**Exercise inputs**
start
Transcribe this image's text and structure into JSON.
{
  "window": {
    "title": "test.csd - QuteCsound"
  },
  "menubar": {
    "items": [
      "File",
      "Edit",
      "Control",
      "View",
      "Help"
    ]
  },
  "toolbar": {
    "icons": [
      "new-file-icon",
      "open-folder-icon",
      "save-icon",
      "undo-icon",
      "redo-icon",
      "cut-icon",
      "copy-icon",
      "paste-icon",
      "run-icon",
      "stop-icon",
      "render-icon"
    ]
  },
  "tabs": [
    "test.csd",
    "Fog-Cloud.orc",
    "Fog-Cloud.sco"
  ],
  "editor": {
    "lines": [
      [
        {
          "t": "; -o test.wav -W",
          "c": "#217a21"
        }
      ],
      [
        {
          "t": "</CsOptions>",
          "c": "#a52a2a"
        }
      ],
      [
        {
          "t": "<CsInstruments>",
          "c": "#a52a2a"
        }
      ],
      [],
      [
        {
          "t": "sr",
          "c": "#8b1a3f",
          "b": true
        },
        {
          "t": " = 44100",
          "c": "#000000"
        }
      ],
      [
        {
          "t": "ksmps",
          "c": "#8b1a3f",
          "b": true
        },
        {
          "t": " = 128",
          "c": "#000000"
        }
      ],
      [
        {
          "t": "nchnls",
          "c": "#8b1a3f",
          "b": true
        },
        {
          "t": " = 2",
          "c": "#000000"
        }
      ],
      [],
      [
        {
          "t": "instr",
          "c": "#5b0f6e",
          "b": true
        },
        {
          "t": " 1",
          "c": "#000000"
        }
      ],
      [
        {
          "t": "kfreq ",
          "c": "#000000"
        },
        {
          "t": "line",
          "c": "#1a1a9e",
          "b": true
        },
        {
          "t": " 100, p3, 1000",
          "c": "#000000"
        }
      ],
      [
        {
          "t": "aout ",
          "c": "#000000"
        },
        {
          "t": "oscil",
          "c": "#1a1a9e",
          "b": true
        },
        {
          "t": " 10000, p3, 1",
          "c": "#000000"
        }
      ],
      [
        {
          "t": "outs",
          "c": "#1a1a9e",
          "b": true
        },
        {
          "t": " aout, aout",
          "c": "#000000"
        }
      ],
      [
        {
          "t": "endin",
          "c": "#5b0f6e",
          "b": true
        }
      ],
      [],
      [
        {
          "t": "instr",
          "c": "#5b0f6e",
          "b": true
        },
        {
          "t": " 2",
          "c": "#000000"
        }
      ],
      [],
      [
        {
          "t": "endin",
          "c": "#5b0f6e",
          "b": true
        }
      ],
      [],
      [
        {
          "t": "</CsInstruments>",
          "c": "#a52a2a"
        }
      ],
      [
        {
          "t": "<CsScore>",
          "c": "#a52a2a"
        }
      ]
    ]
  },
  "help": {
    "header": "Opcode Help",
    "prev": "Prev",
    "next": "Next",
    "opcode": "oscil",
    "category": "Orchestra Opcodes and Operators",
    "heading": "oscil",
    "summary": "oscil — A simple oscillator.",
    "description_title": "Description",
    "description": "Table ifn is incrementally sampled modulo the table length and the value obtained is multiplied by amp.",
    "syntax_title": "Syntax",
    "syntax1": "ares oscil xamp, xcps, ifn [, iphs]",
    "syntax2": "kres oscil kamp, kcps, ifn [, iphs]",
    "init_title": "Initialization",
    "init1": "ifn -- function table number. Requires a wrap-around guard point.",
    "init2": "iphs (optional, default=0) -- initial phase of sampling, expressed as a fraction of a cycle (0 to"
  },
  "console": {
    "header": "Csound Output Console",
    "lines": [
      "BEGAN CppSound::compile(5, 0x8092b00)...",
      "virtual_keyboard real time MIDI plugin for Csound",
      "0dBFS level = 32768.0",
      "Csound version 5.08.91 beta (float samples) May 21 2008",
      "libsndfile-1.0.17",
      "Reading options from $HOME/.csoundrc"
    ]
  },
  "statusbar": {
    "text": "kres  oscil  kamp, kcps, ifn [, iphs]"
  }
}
end
**Work to complete**
Every line holding "kres" should be copied out.

**Solution for this problem**
    "syntax2": "kres oscil kamp, kcps, ifn [, iphs]",
    "text": "kres  oscil  kamp, kcps, ifn [, iphs]"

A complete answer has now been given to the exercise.